Filter this data down to the lines that hold "color", and copy them.

:::

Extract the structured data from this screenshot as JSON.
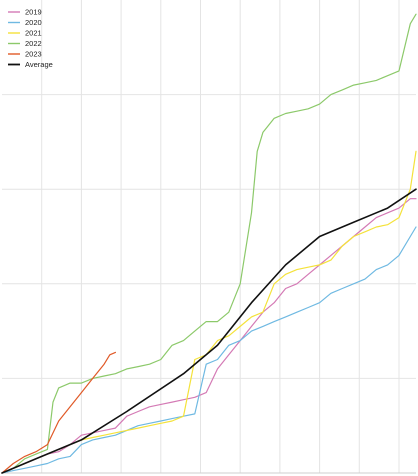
{
  "chart_data": {
    "type": "line",
    "title": "",
    "xlabel": "",
    "ylabel": "",
    "xlim": [
      0,
      365
    ],
    "ylim": [
      0,
      100
    ],
    "grid": true,
    "x_grid_values": [
      35,
      70,
      105,
      140,
      175,
      210,
      245,
      280,
      315,
      350
    ],
    "y_grid_values": [
      20,
      40,
      60,
      80
    ],
    "legend_position": "top-left",
    "series": [
      {
        "name": "2019",
        "color": "#d47ab5",
        "points": [
          [
            0,
            0
          ],
          [
            10,
            1
          ],
          [
            20,
            2
          ],
          [
            30,
            3
          ],
          [
            40,
            4
          ],
          [
            50,
            4.5
          ],
          [
            60,
            6
          ],
          [
            70,
            8
          ],
          [
            80,
            8.5
          ],
          [
            90,
            9
          ],
          [
            100,
            9.5
          ],
          [
            110,
            12
          ],
          [
            120,
            13
          ],
          [
            130,
            14
          ],
          [
            140,
            14.5
          ],
          [
            150,
            15
          ],
          [
            160,
            15.5
          ],
          [
            170,
            16
          ],
          [
            180,
            17
          ],
          [
            190,
            22
          ],
          [
            200,
            25
          ],
          [
            210,
            28
          ],
          [
            220,
            31
          ],
          [
            230,
            34
          ],
          [
            240,
            36
          ],
          [
            250,
            39
          ],
          [
            260,
            40
          ],
          [
            270,
            42
          ],
          [
            280,
            44
          ],
          [
            290,
            46
          ],
          [
            300,
            48
          ],
          [
            310,
            50
          ],
          [
            320,
            52
          ],
          [
            330,
            54
          ],
          [
            340,
            55
          ],
          [
            350,
            56
          ],
          [
            360,
            58
          ],
          [
            365,
            58
          ]
        ]
      },
      {
        "name": "2020",
        "color": "#6fb9e2",
        "points": [
          [
            0,
            0
          ],
          [
            10,
            0.5
          ],
          [
            20,
            1
          ],
          [
            30,
            1.5
          ],
          [
            40,
            2
          ],
          [
            50,
            3
          ],
          [
            60,
            3.5
          ],
          [
            70,
            6
          ],
          [
            80,
            7
          ],
          [
            90,
            7.5
          ],
          [
            100,
            8
          ],
          [
            110,
            9
          ],
          [
            120,
            10
          ],
          [
            130,
            10.5
          ],
          [
            140,
            11
          ],
          [
            150,
            11.5
          ],
          [
            160,
            12
          ],
          [
            170,
            12.5
          ],
          [
            180,
            23
          ],
          [
            190,
            24
          ],
          [
            200,
            27
          ],
          [
            210,
            28
          ],
          [
            220,
            30
          ],
          [
            230,
            31
          ],
          [
            240,
            32
          ],
          [
            250,
            33
          ],
          [
            260,
            34
          ],
          [
            270,
            35
          ],
          [
            280,
            36
          ],
          [
            290,
            38
          ],
          [
            300,
            39
          ],
          [
            310,
            40
          ],
          [
            320,
            41
          ],
          [
            330,
            43
          ],
          [
            340,
            44
          ],
          [
            350,
            46
          ],
          [
            360,
            50
          ],
          [
            365,
            52
          ]
        ]
      },
      {
        "name": "2021",
        "color": "#f4e23a",
        "points": [
          [
            0,
            0
          ],
          [
            10,
            1
          ],
          [
            20,
            2
          ],
          [
            30,
            3
          ],
          [
            40,
            4
          ],
          [
            50,
            5
          ],
          [
            60,
            6
          ],
          [
            70,
            7
          ],
          [
            80,
            7.5
          ],
          [
            90,
            8
          ],
          [
            100,
            8.5
          ],
          [
            110,
            9
          ],
          [
            120,
            9.5
          ],
          [
            130,
            10
          ],
          [
            140,
            10.5
          ],
          [
            150,
            11
          ],
          [
            160,
            12
          ],
          [
            170,
            24
          ],
          [
            180,
            25
          ],
          [
            190,
            28
          ],
          [
            200,
            29
          ],
          [
            210,
            31
          ],
          [
            220,
            33
          ],
          [
            230,
            34
          ],
          [
            240,
            40
          ],
          [
            250,
            42
          ],
          [
            260,
            43
          ],
          [
            270,
            43.5
          ],
          [
            280,
            44
          ],
          [
            290,
            45
          ],
          [
            300,
            48
          ],
          [
            310,
            50
          ],
          [
            320,
            51
          ],
          [
            330,
            52
          ],
          [
            340,
            52.5
          ],
          [
            350,
            54
          ],
          [
            360,
            60
          ],
          [
            365,
            68
          ]
        ]
      },
      {
        "name": "2022",
        "color": "#8cc96a",
        "points": [
          [
            0,
            0
          ],
          [
            10,
            1
          ],
          [
            20,
            3
          ],
          [
            30,
            4
          ],
          [
            40,
            5
          ],
          [
            45,
            15
          ],
          [
            50,
            18
          ],
          [
            60,
            19
          ],
          [
            70,
            19
          ],
          [
            80,
            20
          ],
          [
            90,
            20.5
          ],
          [
            100,
            21
          ],
          [
            110,
            22
          ],
          [
            120,
            22.5
          ],
          [
            130,
            23
          ],
          [
            140,
            24
          ],
          [
            150,
            27
          ],
          [
            160,
            28
          ],
          [
            170,
            30
          ],
          [
            180,
            32
          ],
          [
            190,
            32
          ],
          [
            200,
            34
          ],
          [
            210,
            40
          ],
          [
            220,
            55
          ],
          [
            225,
            68
          ],
          [
            230,
            72
          ],
          [
            240,
            75
          ],
          [
            250,
            76
          ],
          [
            260,
            76.5
          ],
          [
            270,
            77
          ],
          [
            280,
            78
          ],
          [
            290,
            80
          ],
          [
            300,
            81
          ],
          [
            310,
            82
          ],
          [
            320,
            82.5
          ],
          [
            330,
            83
          ],
          [
            340,
            84
          ],
          [
            350,
            85
          ],
          [
            360,
            95
          ],
          [
            365,
            97
          ]
        ]
      },
      {
        "name": "2023",
        "color": "#e05a28",
        "points": [
          [
            0,
            0
          ],
          [
            10,
            2
          ],
          [
            20,
            3.5
          ],
          [
            30,
            4.5
          ],
          [
            40,
            6
          ],
          [
            50,
            11
          ],
          [
            60,
            14
          ],
          [
            70,
            17
          ],
          [
            80,
            20
          ],
          [
            90,
            23
          ],
          [
            95,
            25
          ],
          [
            100,
            25.5
          ]
        ]
      },
      {
        "name": "Average",
        "color": "#111111",
        "points": [
          [
            0,
            0
          ],
          [
            30,
            3
          ],
          [
            70,
            7
          ],
          [
            110,
            13
          ],
          [
            160,
            21
          ],
          [
            190,
            27
          ],
          [
            220,
            36
          ],
          [
            250,
            44
          ],
          [
            280,
            50
          ],
          [
            310,
            53
          ],
          [
            340,
            56
          ],
          [
            365,
            60
          ]
        ]
      }
    ]
  }
}
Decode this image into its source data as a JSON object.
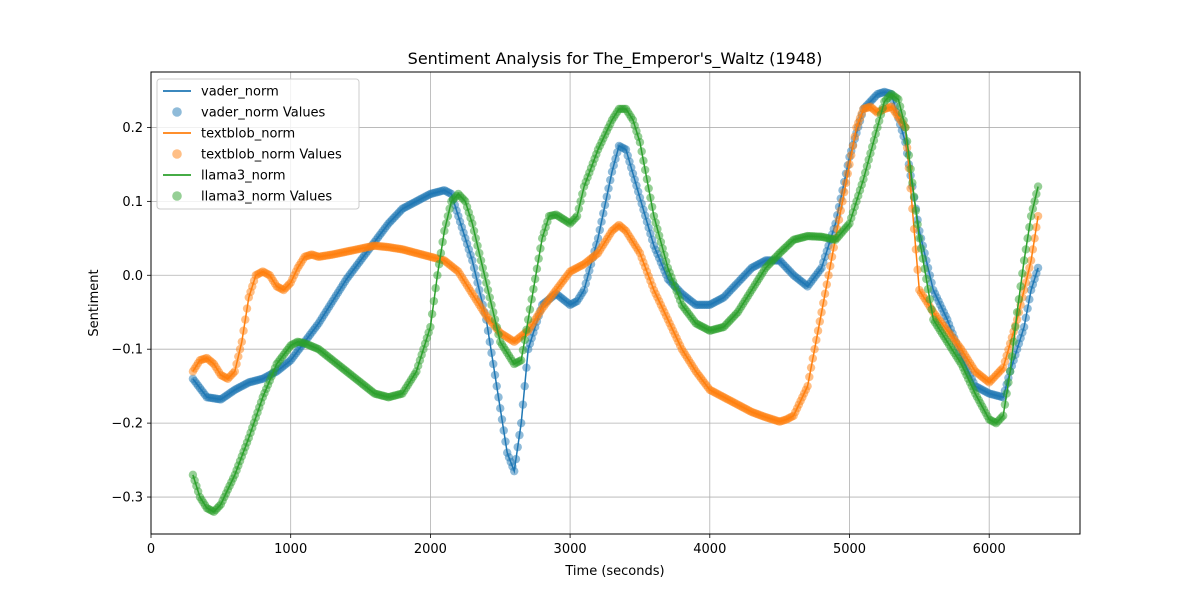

:::

FULL RESPONSE
        "color": "#d47ab5",
        "color": "#6fb9e2",
        "color": "#f4e23a",
        "color": "#8cc96a",
        "color": "#e05a28",
        "color": "#111111",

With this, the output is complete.